**Input records:**
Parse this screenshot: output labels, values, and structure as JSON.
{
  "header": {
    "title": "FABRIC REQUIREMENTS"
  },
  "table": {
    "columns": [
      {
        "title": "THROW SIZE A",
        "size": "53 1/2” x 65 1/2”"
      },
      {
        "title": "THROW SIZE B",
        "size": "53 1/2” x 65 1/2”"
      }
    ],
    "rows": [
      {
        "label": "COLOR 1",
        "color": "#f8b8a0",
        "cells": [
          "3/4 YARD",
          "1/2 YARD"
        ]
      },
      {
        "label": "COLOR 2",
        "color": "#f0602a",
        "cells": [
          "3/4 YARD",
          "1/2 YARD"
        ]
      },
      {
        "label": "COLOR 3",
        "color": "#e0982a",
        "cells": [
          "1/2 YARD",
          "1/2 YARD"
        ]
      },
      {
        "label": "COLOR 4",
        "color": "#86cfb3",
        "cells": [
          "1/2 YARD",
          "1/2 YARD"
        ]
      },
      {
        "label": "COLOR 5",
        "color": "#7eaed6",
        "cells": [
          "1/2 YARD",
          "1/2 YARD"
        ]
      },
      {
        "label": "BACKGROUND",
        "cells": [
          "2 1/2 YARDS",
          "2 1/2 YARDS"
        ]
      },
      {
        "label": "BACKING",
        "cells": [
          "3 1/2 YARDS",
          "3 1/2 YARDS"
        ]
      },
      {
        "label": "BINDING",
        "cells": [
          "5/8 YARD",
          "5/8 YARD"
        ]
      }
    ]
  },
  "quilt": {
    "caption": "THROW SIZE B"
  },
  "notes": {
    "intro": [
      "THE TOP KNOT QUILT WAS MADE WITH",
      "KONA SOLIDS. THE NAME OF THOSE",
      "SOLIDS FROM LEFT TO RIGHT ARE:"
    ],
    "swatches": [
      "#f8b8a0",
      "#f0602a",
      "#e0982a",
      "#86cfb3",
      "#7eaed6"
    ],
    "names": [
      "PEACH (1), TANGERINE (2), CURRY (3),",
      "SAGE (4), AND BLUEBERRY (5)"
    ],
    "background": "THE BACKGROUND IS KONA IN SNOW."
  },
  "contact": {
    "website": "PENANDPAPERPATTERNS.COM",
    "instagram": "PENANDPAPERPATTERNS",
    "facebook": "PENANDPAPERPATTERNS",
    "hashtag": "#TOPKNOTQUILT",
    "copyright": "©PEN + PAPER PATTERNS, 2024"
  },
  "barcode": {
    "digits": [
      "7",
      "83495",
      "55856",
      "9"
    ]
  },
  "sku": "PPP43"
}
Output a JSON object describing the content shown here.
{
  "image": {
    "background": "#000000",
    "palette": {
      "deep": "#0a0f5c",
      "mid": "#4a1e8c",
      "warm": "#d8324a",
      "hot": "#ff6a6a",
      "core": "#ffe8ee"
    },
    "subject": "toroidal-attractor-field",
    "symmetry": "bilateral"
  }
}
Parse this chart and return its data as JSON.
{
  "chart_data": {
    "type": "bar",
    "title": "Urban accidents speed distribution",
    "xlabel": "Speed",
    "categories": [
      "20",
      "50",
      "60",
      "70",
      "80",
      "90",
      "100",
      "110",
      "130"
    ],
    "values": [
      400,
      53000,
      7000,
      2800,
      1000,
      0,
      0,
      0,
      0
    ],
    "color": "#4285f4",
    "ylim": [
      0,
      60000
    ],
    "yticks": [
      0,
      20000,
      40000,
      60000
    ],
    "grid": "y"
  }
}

**Goal of the exercise:**
Each line of the material should be echoed exactly.

**Solution:**
Parse this screenshot: output labels, values, and structure as JSON.
{
  "header": {
    "title": "FABRIC REQUIREMENTS"
  },
  "table": {
    "columns": [
      {
        "title": "THROW SIZE A",
        "size": "53 1/2” x 65 1/2”"
      },
      {
        "title": "THROW SIZE B",
        "size": "53 1/2” x 65 1/2”"
      }
    ],
    "rows": [
      {
        "label": "COLOR 1",
        "color": "#f8b8a0",
        "cells": [
          "3/4 YARD",
          "1/2 YARD"
        ]
      },
      {
        "label": "COLOR 2",
        "color": "#f0602a",
        "cells": [
          "3/4 YARD",
          "1/2 YARD"
        ]
      },
      {
        "label": "COLOR 3",
        "color": "#e0982a",
        "cells": [
          "1/2 YARD",
          "1/2 YARD"
        ]
      },
      {
        "label": "COLOR 4",
        "color": "#86cfb3",
        "cells": [
          "1/2 YARD",
          "1/2 YARD"
        ]
      },
      {
        "label": "COLOR 5",
        "color": "#7eaed6",
        "cells": [
          "1/2 YARD",
          "1/2 YARD"
        ]
      },
      {
        "label": "BACKGROUND",
        "cells": [
          "2 1/2 YARDS",
          "2 1/2 YARDS"
        ]
      },
      {
        "label": "BACKING",
        "cells": [
          "3 1/2 YARDS",
          "3 1/2 YARDS"
        ]
      },
      {
        "label": "BINDING",
        "cells": [
          "5/8 YARD",
          "5/8 YARD"
        ]
      }
    ]
  },
  "quilt": {
    "caption": "THROW SIZE B"
  },
  "notes": {
    "intro": [
      "THE TOP KNOT QUILT WAS MADE WITH",
      "KONA SOLIDS. THE NAME OF THOSE",
      "SOLIDS FROM LEFT TO RIGHT ARE:"
    ],
    "swatches": [
      "#f8b8a0",
      "#f0602a",
      "#e0982a",
      "#86cfb3",
      "#7eaed6"
    ],
    "names": [
      "PEACH (1), TANGERINE (2), CURRY (3),",
      "SAGE (4), AND BLUEBERRY (5)"
    ],
    "background": "THE BACKGROUND IS KONA IN SNOW."
  },
  "contact": {
    "website": "PENANDPAPERPATTERNS.COM",
    "instagram": "PENANDPAPERPATTERNS",
    "facebook": "PENANDPAPERPATTERNS",
    "hashtag": "#TOPKNOTQUILT",
    "copyright": "©PEN + PAPER PATTERNS, 2024"
  },
  "barcode": {
    "digits": [
      "7",
      "83495",
      "55856",
      "9"
    ]
  },
  "sku": "PPP43"
}
Output a JSON object describing the content shown here.
{
  "image": {
    "background": "#000000",
    "palette": {
      "deep": "#0a0f5c",
      "mid": "#4a1e8c",
      "warm": "#d8324a",
      "hot": "#ff6a6a",
      "core": "#ffe8ee"
    },
    "subject": "toroidal-attractor-field",
    "symmetry": "bilateral"
  }
}
Parse this chart and return its data as JSON.
{
  "chart_data": {
    "type": "bar",
    "title": "Urban accidents speed distribution",
    "xlabel": "Speed",
    "categories": [
      "20",
      "50",
      "60",
      "70",
      "80",
      "90",
      "100",
      "110",
      "130"
    ],
    "values": [
      400,
      53000,
      7000,
      2800,
      1000,
      0,
      0,
      0,
      0
    ],
    "color": "#4285f4",
    "ylim": [
      0,
      60000
    ],
    "yticks": [
      0,
      20000,
      40000,
      60000
    ],
    "grid": "y"
  }
}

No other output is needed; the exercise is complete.